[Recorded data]

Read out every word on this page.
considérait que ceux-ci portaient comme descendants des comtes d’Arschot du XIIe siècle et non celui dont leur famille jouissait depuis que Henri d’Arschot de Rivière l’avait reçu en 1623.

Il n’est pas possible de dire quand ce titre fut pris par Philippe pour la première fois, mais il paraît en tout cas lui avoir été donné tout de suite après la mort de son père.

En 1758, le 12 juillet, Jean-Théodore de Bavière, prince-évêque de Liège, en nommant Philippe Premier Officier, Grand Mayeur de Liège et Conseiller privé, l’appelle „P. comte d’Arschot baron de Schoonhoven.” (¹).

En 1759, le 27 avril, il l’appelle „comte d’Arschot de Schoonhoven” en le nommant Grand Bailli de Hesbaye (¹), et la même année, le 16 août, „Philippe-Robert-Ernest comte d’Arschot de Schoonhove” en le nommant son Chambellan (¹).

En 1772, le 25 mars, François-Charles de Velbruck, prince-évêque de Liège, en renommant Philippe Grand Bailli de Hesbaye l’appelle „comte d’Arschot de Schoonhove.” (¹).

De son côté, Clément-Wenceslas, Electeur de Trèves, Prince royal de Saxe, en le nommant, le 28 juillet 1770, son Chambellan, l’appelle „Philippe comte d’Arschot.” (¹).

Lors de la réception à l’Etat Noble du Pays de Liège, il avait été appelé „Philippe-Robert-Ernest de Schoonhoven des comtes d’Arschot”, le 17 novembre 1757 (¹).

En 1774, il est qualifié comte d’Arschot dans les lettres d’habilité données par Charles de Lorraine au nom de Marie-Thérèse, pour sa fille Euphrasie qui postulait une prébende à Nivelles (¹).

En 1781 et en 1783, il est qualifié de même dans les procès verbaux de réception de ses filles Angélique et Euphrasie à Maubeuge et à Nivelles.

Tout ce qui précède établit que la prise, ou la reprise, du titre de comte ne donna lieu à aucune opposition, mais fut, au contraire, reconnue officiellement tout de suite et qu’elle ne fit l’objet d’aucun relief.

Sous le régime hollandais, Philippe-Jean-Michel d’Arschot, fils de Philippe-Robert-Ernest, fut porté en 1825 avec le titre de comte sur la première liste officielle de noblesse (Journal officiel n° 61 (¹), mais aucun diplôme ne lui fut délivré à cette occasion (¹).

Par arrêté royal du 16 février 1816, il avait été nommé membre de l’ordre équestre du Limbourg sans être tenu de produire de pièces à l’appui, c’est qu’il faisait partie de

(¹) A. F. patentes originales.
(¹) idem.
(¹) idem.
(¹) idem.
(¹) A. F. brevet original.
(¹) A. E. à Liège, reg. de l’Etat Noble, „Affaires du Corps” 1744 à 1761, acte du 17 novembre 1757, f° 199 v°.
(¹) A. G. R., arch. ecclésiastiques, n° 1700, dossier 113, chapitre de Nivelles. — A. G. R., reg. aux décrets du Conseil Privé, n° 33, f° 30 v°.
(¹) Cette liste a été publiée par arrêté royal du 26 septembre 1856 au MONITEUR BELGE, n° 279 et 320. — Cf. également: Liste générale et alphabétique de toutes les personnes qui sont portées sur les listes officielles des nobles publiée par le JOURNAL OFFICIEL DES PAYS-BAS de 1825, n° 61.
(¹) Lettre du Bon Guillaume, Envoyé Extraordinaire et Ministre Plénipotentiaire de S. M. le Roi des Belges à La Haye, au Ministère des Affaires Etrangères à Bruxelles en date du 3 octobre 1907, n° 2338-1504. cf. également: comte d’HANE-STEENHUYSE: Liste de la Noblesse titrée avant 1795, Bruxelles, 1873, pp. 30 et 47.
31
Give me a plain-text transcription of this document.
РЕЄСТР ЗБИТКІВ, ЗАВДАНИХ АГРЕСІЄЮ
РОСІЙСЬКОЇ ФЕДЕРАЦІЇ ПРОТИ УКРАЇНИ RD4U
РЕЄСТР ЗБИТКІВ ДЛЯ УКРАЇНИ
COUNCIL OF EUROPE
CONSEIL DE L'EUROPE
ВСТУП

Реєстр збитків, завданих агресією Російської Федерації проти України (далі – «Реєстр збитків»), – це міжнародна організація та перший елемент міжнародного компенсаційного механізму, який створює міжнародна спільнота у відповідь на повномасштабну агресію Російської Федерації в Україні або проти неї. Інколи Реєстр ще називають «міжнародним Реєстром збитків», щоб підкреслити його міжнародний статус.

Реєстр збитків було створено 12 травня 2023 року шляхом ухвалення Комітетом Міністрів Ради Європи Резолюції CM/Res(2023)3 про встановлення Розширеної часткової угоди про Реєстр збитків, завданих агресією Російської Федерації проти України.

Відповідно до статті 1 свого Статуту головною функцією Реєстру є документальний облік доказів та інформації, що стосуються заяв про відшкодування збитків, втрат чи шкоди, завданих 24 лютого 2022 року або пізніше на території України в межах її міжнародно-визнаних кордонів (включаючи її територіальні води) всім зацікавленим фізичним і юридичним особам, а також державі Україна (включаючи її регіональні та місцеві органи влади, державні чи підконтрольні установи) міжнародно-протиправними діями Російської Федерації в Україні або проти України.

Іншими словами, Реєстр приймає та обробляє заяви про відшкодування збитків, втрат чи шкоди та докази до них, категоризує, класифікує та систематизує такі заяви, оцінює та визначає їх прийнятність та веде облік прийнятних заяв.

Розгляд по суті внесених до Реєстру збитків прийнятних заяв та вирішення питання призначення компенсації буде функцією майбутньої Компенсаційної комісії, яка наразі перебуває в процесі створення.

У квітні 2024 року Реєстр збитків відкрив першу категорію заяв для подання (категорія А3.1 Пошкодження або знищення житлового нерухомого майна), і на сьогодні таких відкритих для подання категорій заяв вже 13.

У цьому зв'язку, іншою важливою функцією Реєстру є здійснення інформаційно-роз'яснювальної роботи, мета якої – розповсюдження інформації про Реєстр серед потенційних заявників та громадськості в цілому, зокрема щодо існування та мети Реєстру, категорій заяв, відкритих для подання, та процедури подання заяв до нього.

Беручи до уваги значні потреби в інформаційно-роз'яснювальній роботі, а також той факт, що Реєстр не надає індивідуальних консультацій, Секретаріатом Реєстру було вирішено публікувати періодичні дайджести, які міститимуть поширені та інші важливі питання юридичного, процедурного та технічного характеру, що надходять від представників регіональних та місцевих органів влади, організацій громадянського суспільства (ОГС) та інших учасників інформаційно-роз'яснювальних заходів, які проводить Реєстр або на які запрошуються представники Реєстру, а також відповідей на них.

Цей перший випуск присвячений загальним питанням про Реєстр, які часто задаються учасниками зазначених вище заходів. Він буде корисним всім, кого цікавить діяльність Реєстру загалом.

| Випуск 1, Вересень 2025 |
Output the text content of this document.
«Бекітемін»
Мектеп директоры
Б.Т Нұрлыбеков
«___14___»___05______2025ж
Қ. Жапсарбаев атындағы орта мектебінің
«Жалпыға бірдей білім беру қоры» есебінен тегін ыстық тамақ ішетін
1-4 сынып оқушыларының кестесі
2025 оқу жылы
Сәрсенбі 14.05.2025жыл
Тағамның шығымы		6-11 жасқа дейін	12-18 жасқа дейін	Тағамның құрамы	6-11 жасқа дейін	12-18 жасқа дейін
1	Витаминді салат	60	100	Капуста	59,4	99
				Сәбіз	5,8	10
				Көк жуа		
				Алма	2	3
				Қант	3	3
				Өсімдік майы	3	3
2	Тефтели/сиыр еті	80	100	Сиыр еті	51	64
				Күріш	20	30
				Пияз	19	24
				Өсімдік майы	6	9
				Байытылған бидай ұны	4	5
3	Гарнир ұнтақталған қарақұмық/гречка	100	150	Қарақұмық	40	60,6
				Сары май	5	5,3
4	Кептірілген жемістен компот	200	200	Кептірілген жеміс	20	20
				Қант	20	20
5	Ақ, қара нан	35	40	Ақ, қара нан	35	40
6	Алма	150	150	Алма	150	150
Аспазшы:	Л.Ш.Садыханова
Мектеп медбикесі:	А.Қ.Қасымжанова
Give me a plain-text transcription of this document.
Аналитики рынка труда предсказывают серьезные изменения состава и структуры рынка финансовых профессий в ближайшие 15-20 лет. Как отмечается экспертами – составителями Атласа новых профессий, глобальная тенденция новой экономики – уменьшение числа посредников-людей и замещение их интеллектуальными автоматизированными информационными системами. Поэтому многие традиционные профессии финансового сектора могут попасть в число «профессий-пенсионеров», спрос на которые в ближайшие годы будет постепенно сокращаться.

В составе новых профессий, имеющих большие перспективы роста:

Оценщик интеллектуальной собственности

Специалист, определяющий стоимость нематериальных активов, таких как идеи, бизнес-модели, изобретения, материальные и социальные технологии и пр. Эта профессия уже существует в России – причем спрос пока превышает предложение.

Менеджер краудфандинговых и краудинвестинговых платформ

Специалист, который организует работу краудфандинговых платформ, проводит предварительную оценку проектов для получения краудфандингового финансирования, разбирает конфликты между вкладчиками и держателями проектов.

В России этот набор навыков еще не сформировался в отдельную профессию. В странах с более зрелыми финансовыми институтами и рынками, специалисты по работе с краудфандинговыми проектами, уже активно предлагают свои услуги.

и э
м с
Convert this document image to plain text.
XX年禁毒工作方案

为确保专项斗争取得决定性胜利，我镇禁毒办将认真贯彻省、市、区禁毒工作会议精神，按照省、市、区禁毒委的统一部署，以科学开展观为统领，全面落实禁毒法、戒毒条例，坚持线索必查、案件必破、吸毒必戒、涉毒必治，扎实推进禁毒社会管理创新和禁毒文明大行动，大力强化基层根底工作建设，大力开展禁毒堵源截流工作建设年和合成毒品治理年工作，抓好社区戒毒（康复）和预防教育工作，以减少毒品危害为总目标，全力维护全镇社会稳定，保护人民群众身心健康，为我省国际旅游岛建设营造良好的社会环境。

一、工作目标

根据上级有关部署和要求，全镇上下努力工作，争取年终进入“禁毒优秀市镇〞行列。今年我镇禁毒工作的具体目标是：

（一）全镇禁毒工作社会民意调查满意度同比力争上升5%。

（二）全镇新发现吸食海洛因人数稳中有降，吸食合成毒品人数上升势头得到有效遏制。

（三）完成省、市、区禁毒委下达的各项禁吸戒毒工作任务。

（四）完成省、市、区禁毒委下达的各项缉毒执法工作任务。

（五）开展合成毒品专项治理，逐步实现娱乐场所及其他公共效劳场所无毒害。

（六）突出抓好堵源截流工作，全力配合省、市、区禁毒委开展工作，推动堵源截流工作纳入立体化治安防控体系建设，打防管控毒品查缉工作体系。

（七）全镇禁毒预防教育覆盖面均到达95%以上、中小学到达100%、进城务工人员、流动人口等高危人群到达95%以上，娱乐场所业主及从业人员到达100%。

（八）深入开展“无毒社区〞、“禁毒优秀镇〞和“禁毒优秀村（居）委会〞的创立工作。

Written exercise: Above are lines of data; state how many of them contain the word "suite", with no other output.

Exercise result: 2